Transcribe all of the material exactly.
= = = =
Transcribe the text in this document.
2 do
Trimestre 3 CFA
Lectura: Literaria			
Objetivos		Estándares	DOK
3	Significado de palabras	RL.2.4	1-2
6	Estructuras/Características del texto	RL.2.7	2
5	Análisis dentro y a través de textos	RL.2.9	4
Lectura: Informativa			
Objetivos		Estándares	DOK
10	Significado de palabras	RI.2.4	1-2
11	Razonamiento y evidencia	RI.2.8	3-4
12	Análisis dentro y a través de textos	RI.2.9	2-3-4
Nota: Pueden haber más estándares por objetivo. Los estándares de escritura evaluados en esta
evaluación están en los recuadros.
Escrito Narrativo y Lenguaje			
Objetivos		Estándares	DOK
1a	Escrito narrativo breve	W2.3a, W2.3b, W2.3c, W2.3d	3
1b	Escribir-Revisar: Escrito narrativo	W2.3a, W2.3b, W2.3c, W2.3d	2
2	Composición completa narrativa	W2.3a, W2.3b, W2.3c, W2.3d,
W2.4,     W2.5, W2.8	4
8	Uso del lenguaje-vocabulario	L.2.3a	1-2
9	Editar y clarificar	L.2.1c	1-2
= = = =
**Solution for this task**.
Transcribe the text in this document.
2 do
Trimestre 3 CFA
Lectura: Literaria			
Objetivos		Estándares	DOK
3	Significado de palabras	RL.2.4	1-2
6	Estructuras/Características del texto	RL.2.7	2
5	Análisis dentro y a través de textos	RL.2.9	4
Lectura: Informativa			
Objetivos		Estándares	DOK
10	Significado de palabras	RI.2.4	1-2
11	Razonamiento y evidencia	RI.2.8	3-4
12	Análisis dentro y a través de textos	RI.2.9	2-3-4
Nota: Pueden haber más estándares por objetivo. Los estándares de escritura evaluados en esta
evaluación están en los recuadros.
Escrito Narrativo y Lenguaje			
Objetivos		Estándares	DOK
1a	Escrito narrativo breve	W2.3a, W2.3b, W2.3c, W2.3d	3
1b	Escribir-Revisar: Escrito narrativo	W2.3a, W2.3b, W2.3c, W2.3d	2
2	Composición completa narrativa	W2.3a, W2.3b, W2.3c, W2.3d,
W2.4,     W2.5, W2.8	4
8	Uso del lenguaje-vocabulario	L.2.3a	1-2
9	Editar y clarificar	L.2.1c	1-2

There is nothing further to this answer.